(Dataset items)
☆ ☆ ☆ ☆ ☆ ☆ ☆
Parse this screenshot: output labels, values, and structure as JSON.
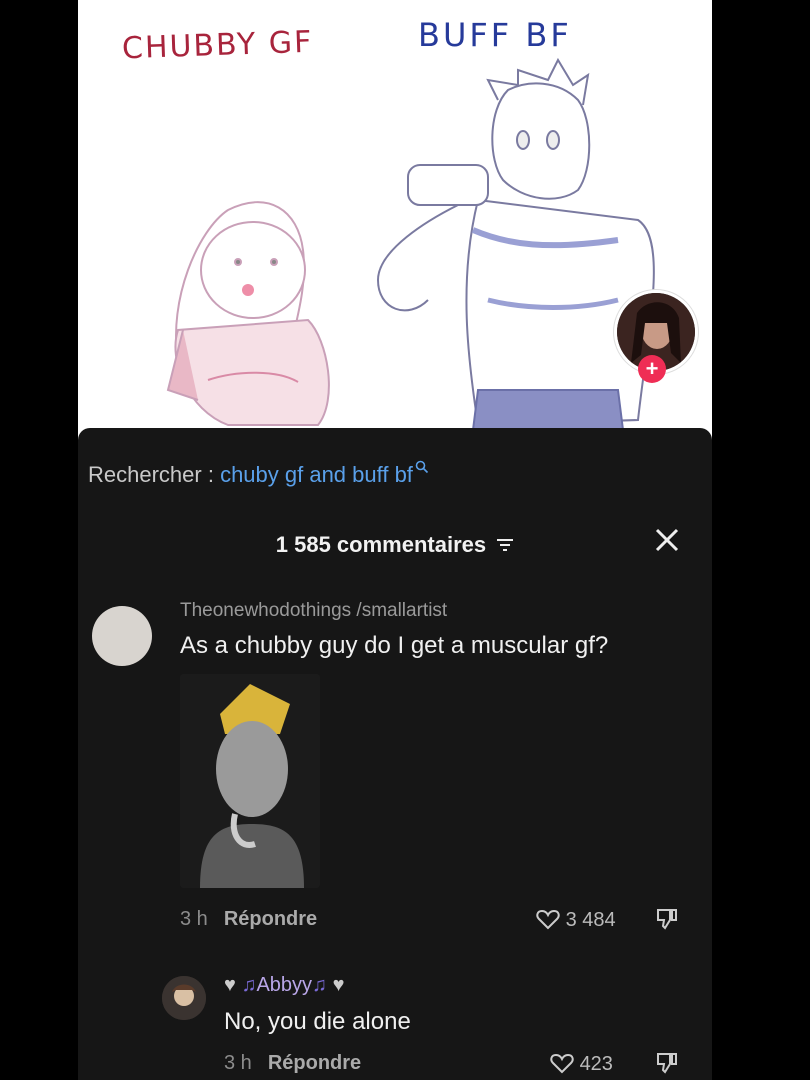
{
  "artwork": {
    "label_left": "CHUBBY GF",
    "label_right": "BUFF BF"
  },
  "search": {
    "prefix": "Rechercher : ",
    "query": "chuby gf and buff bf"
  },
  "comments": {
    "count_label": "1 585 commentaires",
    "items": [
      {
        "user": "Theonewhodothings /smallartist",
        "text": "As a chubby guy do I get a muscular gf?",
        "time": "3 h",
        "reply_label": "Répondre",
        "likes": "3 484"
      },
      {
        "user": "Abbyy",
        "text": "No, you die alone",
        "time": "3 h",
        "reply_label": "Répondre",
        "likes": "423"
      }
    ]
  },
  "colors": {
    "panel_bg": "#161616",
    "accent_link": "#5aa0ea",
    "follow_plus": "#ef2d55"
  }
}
☆ ☆ ☆ ☆ ☆ ☆ ☆
TASK BRIEF » Output all of the data exactly as it stands, minus any images.

ANSWER TO THE TASK »
Parse this screenshot: output labels, values, and structure as JSON.
{
  "artwork": {
    "label_left": "CHUBBY GF",
    "label_right": "BUFF BF"
  },
  "search": {
    "prefix": "Rechercher : ",
    "query": "chuby gf and buff bf"
  },
  "comments": {
    "count_label": "1 585 commentaires",
    "items": [
      {
        "user": "Theonewhodothings /smallartist",
        "text": "As a chubby guy do I get a muscular gf?",
        "time": "3 h",
        "reply_label": "Répondre",
        "likes": "3 484"
      },
      {
        "user": "Abbyy",
        "text": "No, you die alone",
        "time": "3 h",
        "reply_label": "Répondre",
        "likes": "423"
      }
    ]
  },
  "colors": {
    "panel_bg": "#161616",
    "accent_link": "#5aa0ea",
    "follow_plus": "#ef2d55"
  }
}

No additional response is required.